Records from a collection
- - - - -
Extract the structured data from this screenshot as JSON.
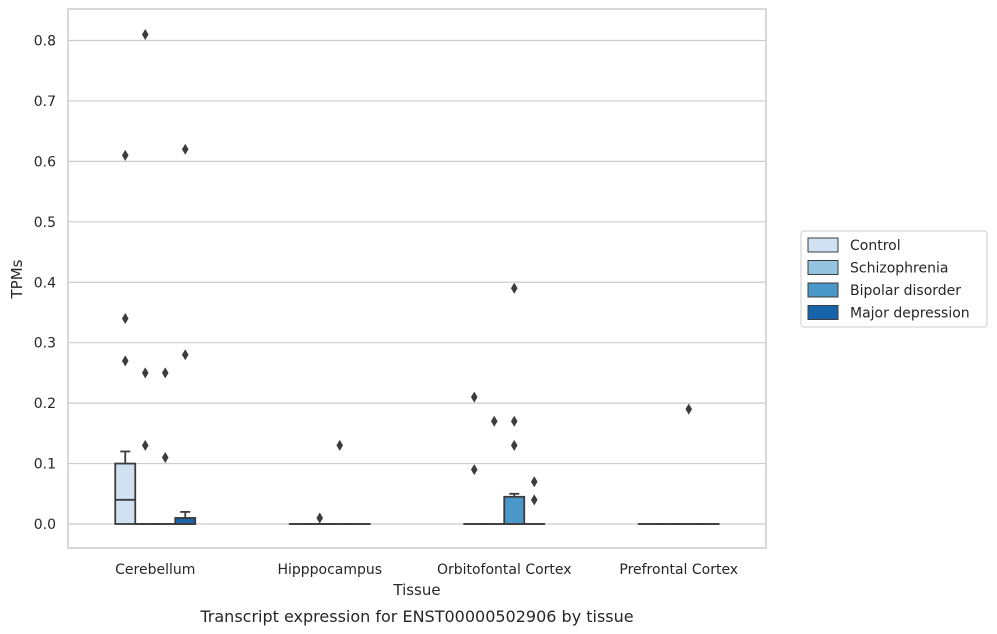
{
  "chart_data": {
    "type": "box",
    "caption": "Transcript expression for ENST00000502906 by tissue",
    "xlabel": "Tissue",
    "ylabel": "TPMs",
    "ylim": [
      -0.04,
      0.85
    ],
    "yticks": [
      0.0,
      0.1,
      0.2,
      0.3,
      0.4,
      0.5,
      0.6,
      0.7,
      0.8
    ],
    "ytick_labels": [
      "0.0",
      "0.1",
      "0.2",
      "0.3",
      "0.4",
      "0.5",
      "0.6",
      "0.7",
      "0.8"
    ],
    "grid": "horizontal",
    "legend_position": "right",
    "categories": [
      "Cerebellum",
      "Hipppocampus",
      "Orbitofontal Cortex",
      "Prefrontal Cortex"
    ],
    "series": [
      {
        "name": "Control",
        "color": "#d0e1f2",
        "boxes": [
          {
            "min": 0.0,
            "q1": 0.0,
            "median": 0.04,
            "q3": 0.1,
            "max": 0.12,
            "outliers": [
              0.61,
              0.34,
              0.27
            ]
          },
          {
            "min": 0.0,
            "q1": 0.0,
            "median": 0.0,
            "q3": 0.0,
            "max": 0.0,
            "outliers": []
          },
          {
            "min": 0.0,
            "q1": 0.0,
            "median": 0.0,
            "q3": 0.0,
            "max": 0.0,
            "outliers": [
              0.21,
              0.09
            ]
          },
          {
            "min": 0.0,
            "q1": 0.0,
            "median": 0.0,
            "q3": 0.0,
            "max": 0.0,
            "outliers": []
          }
        ]
      },
      {
        "name": "Schizophrenia",
        "color": "#94c4df",
        "boxes": [
          {
            "min": 0.0,
            "q1": 0.0,
            "median": 0.0,
            "q3": 0.0,
            "max": 0.0,
            "outliers": [
              0.81,
              0.25,
              0.13
            ]
          },
          {
            "min": 0.0,
            "q1": 0.0,
            "median": 0.0,
            "q3": 0.0,
            "max": 0.0,
            "outliers": [
              0.01
            ]
          },
          {
            "min": 0.0,
            "q1": 0.0,
            "median": 0.0,
            "q3": 0.0,
            "max": 0.0,
            "outliers": [
              0.17
            ]
          },
          {
            "min": 0.0,
            "q1": 0.0,
            "median": 0.0,
            "q3": 0.0,
            "max": 0.0,
            "outliers": []
          }
        ]
      },
      {
        "name": "Bipolar disorder",
        "color": "#4a98c9",
        "boxes": [
          {
            "min": 0.0,
            "q1": 0.0,
            "median": 0.0,
            "q3": 0.0,
            "max": 0.0,
            "outliers": [
              0.25,
              0.11
            ]
          },
          {
            "min": 0.0,
            "q1": 0.0,
            "median": 0.0,
            "q3": 0.0,
            "max": 0.0,
            "outliers": [
              0.13
            ]
          },
          {
            "min": 0.0,
            "q1": 0.0,
            "median": 0.0,
            "q3": 0.045,
            "max": 0.05,
            "outliers": [
              0.39,
              0.17,
              0.13
            ]
          },
          {
            "min": 0.0,
            "q1": 0.0,
            "median": 0.0,
            "q3": 0.0,
            "max": 0.0,
            "outliers": [
              0.19
            ]
          }
        ]
      },
      {
        "name": "Major depression",
        "color": "#1764ab",
        "boxes": [
          {
            "min": 0.0,
            "q1": 0.0,
            "median": 0.0,
            "q3": 0.01,
            "max": 0.02,
            "outliers": [
              0.62,
              0.28
            ]
          },
          {
            "min": 0.0,
            "q1": 0.0,
            "median": 0.0,
            "q3": 0.0,
            "max": 0.0,
            "outliers": []
          },
          {
            "min": 0.0,
            "q1": 0.0,
            "median": 0.0,
            "q3": 0.0,
            "max": 0.0,
            "outliers": [
              0.07,
              0.04
            ]
          },
          {
            "min": 0.0,
            "q1": 0.0,
            "median": 0.0,
            "q3": 0.0,
            "max": 0.0,
            "outliers": []
          }
        ]
      }
    ]
  }
}
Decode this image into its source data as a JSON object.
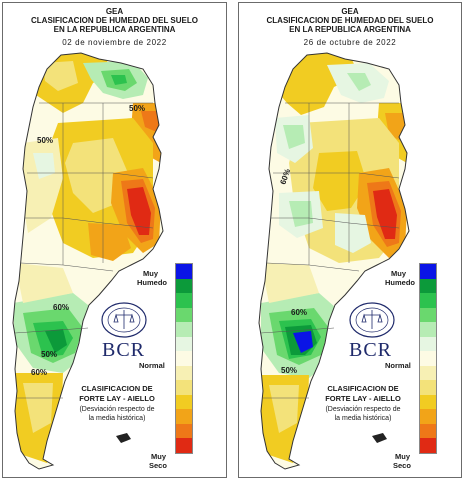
{
  "panels": [
    {
      "org": "GEA",
      "title_line1": "CLASIFICACION DE HUMEDAD DEL SUELO",
      "title_line2": "EN LA REPUBLICA ARGENTINA",
      "date": "02 de noviembre de 2022",
      "contour_labels": [
        "50%",
        "50%",
        "60%",
        "60%",
        "50%"
      ]
    },
    {
      "org": "GEA",
      "title_line1": "CLASIFICACION DE HUMEDAD DEL SUELO",
      "title_line2": "EN LA REPUBLICA ARGENTINA",
      "date": "26 de octubre de 2022",
      "contour_labels": [
        "60%",
        "60%",
        "50%"
      ]
    }
  ],
  "legend": {
    "top_label_1": "Muy",
    "top_label_2": "Humedo",
    "mid_label": "Normal",
    "bottom_label_1": "Muy",
    "bottom_label_2": "Seco",
    "colors": [
      "#0a14e6",
      "#0c9a3a",
      "#2cc24e",
      "#6ad86e",
      "#b6ecb4",
      "#e6f6e2",
      "#fdfbe4",
      "#f7f0b4",
      "#f3e27a",
      "#f1cc22",
      "#f2a418",
      "#ee7818",
      "#e02a14"
    ]
  },
  "branding": {
    "logo": "BCR",
    "seal_name": "bolsa-de-comercio-de-rosario-seal"
  },
  "classification": {
    "line1": "CLASIFICACION DE",
    "line2": "FORTE LAY - AIELLO",
    "note1": "(Desviación respecto de",
    "note2": "la media histórica)"
  }
}
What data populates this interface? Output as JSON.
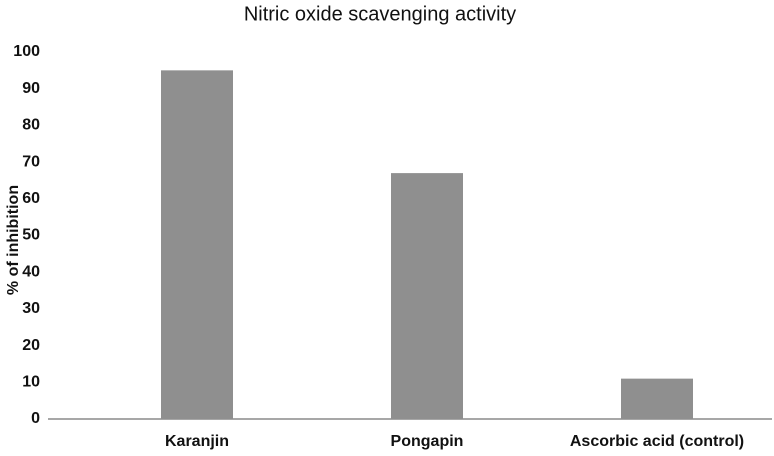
- - - - -
* **WHAT IS BEING ASKED**
Print all entries exactly. The images do not belong in the copy.

* **IN RESPONSE**
Extract the structured data from this screenshot as JSON.
{
  "chart_data": {
    "type": "box",
    "caption": "Transcript expression for ENST00000502906 by tissue",
    "xlabel": "Tissue",
    "ylabel": "TPMs",
    "ylim": [
      -0.04,
      0.85
    ],
    "yticks": [
      0.0,
      0.1,
      0.2,
      0.3,
      0.4,
      0.5,
      0.6,
      0.7,
      0.8
    ],
    "ytick_labels": [
      "0.0",
      "0.1",
      "0.2",
      "0.3",
      "0.4",
      "0.5",
      "0.6",
      "0.7",
      "0.8"
    ],
    "grid": "horizontal",
    "legend_position": "right",
    "categories": [
      "Cerebellum",
      "Hipppocampus",
      "Orbitofontal Cortex",
      "Prefrontal Cortex"
    ],
    "series": [
      {
        "name": "Control",
        "color": "#d0e1f2",
        "boxes": [
          {
            "min": 0.0,
            "q1": 0.0,
            "median": 0.04,
            "q3": 0.1,
            "max": 0.12,
            "outliers": [
              0.61,
              0.34,
              0.27
            ]
          },
          {
            "min": 0.0,
            "q1": 0.0,
            "median": 0.0,
            "q3": 0.0,
            "max": 0.0,
            "outliers": []
          },
          {
            "min": 0.0,
            "q1": 0.0,
            "median": 0.0,
            "q3": 0.0,
            "max": 0.0,
            "outliers": [
              0.21,
              0.09
            ]
          },
          {
            "min": 0.0,
            "q1": 0.0,
            "median": 0.0,
            "q3": 0.0,
            "max": 0.0,
            "outliers": []
          }
        ]
      },
      {
        "name": "Schizophrenia",
        "color": "#94c4df",
        "boxes": [
          {
            "min": 0.0,
            "q1": 0.0,
            "median": 0.0,
            "q3": 0.0,
            "max": 0.0,
            "outliers": [
              0.81,
              0.25,
              0.13
            ]
          },
          {
            "min": 0.0,
            "q1": 0.0,
            "median": 0.0,
            "q3": 0.0,
            "max": 0.0,
            "outliers": [
              0.01
            ]
          },
          {
            "min": 0.0,
            "q1": 0.0,
            "median": 0.0,
            "q3": 0.0,
            "max": 0.0,
            "outliers": [
              0.17
            ]
          },
          {
            "min": 0.0,
            "q1": 0.0,
            "median": 0.0,
            "q3": 0.0,
            "max": 0.0,
            "outliers": []
          }
        ]
      },
      {
        "name": "Bipolar disorder",
        "color": "#4a98c9",
        "boxes": [
          {
            "min": 0.0,
            "q1": 0.0,
            "median": 0.0,
            "q3": 0.0,
            "max": 0.0,
            "outliers": [
              0.25,
              0.11
            ]
          },
          {
            "min": 0.0,
            "q1": 0.0,
            "median": 0.0,
            "q3": 0.0,
            "max": 0.0,
            "outliers": [
              0.13
            ]
          },
          {
            "min": 0.0,
            "q1": 0.0,
            "median": 0.0,
            "q3": 0.045,
            "max": 0.05,
            "outliers": [
              0.39,
              0.17,
              0.13
            ]
          },
          {
            "min": 0.0,
            "q1": 0.0,
            "median": 0.0,
            "q3": 0.0,
            "max": 0.0,
            "outliers": [
              0.19
            ]
          }
        ]
      },
      {
        "name": "Major depression",
        "color": "#1764ab",
        "boxes": [
          {
            "min": 0.0,
            "q1": 0.0,
            "median": 0.0,
            "q3": 0.01,
            "max": 0.02,
            "outliers": [
              0.62,
              0.28
            ]
          },
          {
            "min": 0.0,
            "q1": 0.0,
            "median": 0.0,
            "q3": 0.0,
            "max": 0.0,
            "outliers": []
          },
          {
            "min": 0.0,
            "q1": 0.0,
            "median": 0.0,
            "q3": 0.0,
            "max": 0.0,
            "outliers": [
              0.07,
              0.04
            ]
          },
          {
            "min": 0.0,
            "q1": 0.0,
            "median": 0.0,
            "q3": 0.0,
            "max": 0.0,
            "outliers": []
          }
        ]
      }
    ]
  }
}
Decode this image into its source data as a JSON object.
{
  "panels": [
    {
      "org": "GEA",
      "title_line1": "CLASIFICACION DE HUMEDAD DEL SUELO",
      "title_line2": "EN LA REPUBLICA ARGENTINA",
      "date": "02 de noviembre de 2022",
      "contour_labels": [
        "50%",
        "50%",
        "60%",
        "60%",
        "50%"
      ]
    },
    {
      "org": "GEA",
      "title_line1": "CLASIFICACION DE HUMEDAD DEL SUELO",
      "title_line2": "EN LA REPUBLICA ARGENTINA",
      "date": "26 de octubre de 2022",
      "contour_labels": [
        "60%",
        "60%",
        "50%"
      ]
    }
  ],
  "legend": {
    "top_label_1": "Muy",
    "top_label_2": "Humedo",
    "mid_label": "Normal",
    "bottom_label_1": "Muy",
    "bottom_label_2": "Seco",
    "colors": [
      "#0a14e6",
      "#0c9a3a",
      "#2cc24e",
      "#6ad86e",
      "#b6ecb4",
      "#e6f6e2",
      "#fdfbe4",
      "#f7f0b4",
      "#f3e27a",
      "#f1cc22",
      "#f2a418",
      "#ee7818",
      "#e02a14"
    ]
  },
  "branding": {
    "logo": "BCR",
    "seal_name": "bolsa-de-comercio-de-rosario-seal"
  },
  "classification": {
    "line1": "CLASIFICACION DE",
    "line2": "FORTE LAY - AIELLO",
    "note1": "(Desviación respecto de",
    "note2": "la media histórica)"
  }
}
What data populates this interface? Output as JSON.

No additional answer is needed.